ОТРЫВОК ТЕКСТА:
********************
Рабочее пространство всех трех авторов — неустроенность жизни. Их персонажей скрепляет стремление уйти от нее (через разгул и пьянство) в другую реальность, которая оказывается еще более неприемлемой, гнусной. Они не уверены в людях, прежде всего — в себе, отчуждены от мира, разнузданны внешне и закомплексованны, не удовлетворены внутренне. То, что Р. Сенчин, в отличие от О. Зоберна, не наделяет никого из героев волей к сопротивлению гадким обстоятельствам, к обнаружению иных способов найти себя, — для “нового реализма” не слишком принципиально. Р. Сенчин, если воспользоваться давней дефиницией Дружинина, писатель не дидактический, а артистический — бесстрастный изобразитель, оценивающий самим фактом написания. Разделяет этих троих писателей не единая для всех идейная суть их работ, а художественное исполнение — реалистическое у Р. Сенчина и О. Зоберна, у Д. Новикова же тяготеющее к модернизму (в рассказе много символов, даже пластмассовые бусы услужившей героям женщины, в финале рассыпавшиеся, являются символом неправильности, безвыходности их образа жизни).
Словом, “новый реализм” — это литература, по художественным своим приемам очень разная, но сведенная единым настроением, единым отношением к миру, одинаковым духовным самочувствием. Здесь можно даже сгоряча прибегнуть к изобретению новой словарной статьи:
Новый реализм — это литературное направление, отмечающее кризис пародийного отношения к действительности и сочетающее маркировки постмодернизма (“мир как хаос”, “кризис авторитетов”, акцент на телесность), реализма (типичный герой, типичные обстоятельства), романтизма (разлад идеала и действительности, противопоставление “я” и общества) с установкой на экзистенциальный тупик, отчужденность, искания, неудовлетворенность и трагический жест.
Это не столько даже направление как единство писательских индивидуальностей, а всеобщее мироощущение, которое отражается в произведениях, самых неодинаковых по своим художественным и стилевым решениям.
Термин имеет пусть не базисное, не методологическое, но активное, хотя и голословное, подкрепление не только на сетевых, газетных и журнальных страницах, но и в своеобразном люмпен-учебнике, в “книге для чтения под партой” с пафосным названием “Поколение „Лимонки””. Там родинец Сергей Шаргунов, давая интервью, говорит о смене постмодернизма серьезностью. Она, “пусть и связанная с дефицитом культуры, с варварством”[1], ощущается молодыми прозаиками как панацея, лекарство против иронии. Поэтому они сооружают свою культуру из ее “дефицита”.
********************
СОХРАНЁННЫЕ ДАННЫЕ:
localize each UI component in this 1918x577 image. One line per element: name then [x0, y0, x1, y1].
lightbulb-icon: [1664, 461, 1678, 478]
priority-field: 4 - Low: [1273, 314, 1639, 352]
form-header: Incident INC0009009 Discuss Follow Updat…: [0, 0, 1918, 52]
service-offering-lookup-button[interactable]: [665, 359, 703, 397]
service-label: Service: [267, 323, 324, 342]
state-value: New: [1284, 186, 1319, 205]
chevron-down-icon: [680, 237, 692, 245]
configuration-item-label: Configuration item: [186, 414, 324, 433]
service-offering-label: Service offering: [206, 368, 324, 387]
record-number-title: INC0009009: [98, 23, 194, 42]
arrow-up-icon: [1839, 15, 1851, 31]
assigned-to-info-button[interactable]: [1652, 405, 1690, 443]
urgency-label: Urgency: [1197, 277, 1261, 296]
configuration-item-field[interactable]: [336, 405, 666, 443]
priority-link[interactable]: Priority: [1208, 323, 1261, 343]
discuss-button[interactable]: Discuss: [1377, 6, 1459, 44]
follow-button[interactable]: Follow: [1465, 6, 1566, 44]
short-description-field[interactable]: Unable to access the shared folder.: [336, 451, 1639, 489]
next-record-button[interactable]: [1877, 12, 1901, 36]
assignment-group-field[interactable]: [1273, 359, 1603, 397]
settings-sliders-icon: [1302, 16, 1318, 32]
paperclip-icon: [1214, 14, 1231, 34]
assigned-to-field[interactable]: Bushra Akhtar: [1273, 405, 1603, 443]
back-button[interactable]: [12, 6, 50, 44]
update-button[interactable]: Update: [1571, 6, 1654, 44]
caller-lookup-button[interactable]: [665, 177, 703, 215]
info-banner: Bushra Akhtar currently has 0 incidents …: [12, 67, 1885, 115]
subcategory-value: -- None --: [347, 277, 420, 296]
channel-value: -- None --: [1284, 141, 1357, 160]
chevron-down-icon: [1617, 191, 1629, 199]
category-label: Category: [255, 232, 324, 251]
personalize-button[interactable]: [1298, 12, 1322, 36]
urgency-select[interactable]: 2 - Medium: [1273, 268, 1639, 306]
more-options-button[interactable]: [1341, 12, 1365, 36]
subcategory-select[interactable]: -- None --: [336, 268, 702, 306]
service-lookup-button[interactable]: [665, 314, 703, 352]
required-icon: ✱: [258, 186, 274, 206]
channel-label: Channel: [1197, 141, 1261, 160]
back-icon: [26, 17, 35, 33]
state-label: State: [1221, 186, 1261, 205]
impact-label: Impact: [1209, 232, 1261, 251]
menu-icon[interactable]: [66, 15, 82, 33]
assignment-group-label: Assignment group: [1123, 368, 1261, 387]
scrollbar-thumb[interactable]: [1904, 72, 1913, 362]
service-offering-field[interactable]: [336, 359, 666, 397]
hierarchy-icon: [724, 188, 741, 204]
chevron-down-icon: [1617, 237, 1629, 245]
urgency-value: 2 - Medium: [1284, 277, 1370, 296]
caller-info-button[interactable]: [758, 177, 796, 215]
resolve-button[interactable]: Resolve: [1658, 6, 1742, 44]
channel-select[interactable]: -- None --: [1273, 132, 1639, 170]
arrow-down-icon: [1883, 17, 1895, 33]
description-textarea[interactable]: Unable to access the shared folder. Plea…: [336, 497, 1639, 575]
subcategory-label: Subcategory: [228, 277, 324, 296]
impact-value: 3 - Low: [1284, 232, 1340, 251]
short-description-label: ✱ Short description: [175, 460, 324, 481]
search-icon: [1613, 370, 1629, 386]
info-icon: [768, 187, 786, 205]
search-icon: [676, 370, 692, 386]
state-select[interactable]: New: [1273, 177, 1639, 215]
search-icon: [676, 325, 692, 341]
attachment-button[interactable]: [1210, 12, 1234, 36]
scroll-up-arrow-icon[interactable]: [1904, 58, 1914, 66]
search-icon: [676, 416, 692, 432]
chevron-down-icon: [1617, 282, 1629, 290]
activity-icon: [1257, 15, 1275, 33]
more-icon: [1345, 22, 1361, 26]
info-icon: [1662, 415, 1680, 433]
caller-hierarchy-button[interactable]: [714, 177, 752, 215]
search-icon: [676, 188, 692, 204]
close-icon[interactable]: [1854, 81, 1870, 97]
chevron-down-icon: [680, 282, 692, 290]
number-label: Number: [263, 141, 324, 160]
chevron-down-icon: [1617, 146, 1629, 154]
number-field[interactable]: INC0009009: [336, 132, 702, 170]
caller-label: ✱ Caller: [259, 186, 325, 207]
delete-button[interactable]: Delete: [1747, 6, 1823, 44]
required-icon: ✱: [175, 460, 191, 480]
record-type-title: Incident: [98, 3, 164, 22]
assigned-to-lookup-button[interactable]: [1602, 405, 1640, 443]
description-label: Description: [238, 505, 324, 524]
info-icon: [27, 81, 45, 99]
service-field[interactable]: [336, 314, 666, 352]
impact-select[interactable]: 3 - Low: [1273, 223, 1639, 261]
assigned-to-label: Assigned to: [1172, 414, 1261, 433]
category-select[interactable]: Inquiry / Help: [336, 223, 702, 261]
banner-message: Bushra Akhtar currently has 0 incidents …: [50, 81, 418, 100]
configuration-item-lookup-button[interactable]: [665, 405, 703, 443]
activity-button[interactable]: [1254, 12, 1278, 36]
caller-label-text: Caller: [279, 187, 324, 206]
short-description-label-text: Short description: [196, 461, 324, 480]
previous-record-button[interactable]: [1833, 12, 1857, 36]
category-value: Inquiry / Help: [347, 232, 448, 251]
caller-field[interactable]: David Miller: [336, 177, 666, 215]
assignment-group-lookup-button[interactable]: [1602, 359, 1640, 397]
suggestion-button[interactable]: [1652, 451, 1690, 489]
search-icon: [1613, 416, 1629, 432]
********************
ЗАДАНИЯ:
A. Что, судя по отрывку о новом реализме, означают бусы, которые рассыпались в конце рассказа Д. Новикова?
B. Почему, по отрывку о новом реализме, молодые прозаики строят свою культуру из ее «дефицита»? Ответьте в одном–трех предложениях.
C. Процитируйте из отрывка о новом реализме часть, начиная со слов «Это не столько» и дальше вплоть до слов «и стилевым решениям.».

ОТВЕТЫ К УПРАЖНЕНИЮ:
A. Они означают неправильность и безвыходность образа жизни героев.

B. Серьезность, пусть даже связанную с дефицитом культуры и с варварством, молодые прозаики ощущают как панацею, как лекарство против иронии. Поэтому они и строят свою культуру из ее «дефицита».

C.
Это не столько даже направление как единство писательских индивидуальностей, а всеобщее мироощущение, которое отражается в произведениях, самых неодинаковых по своим художественным и стилевым решениям.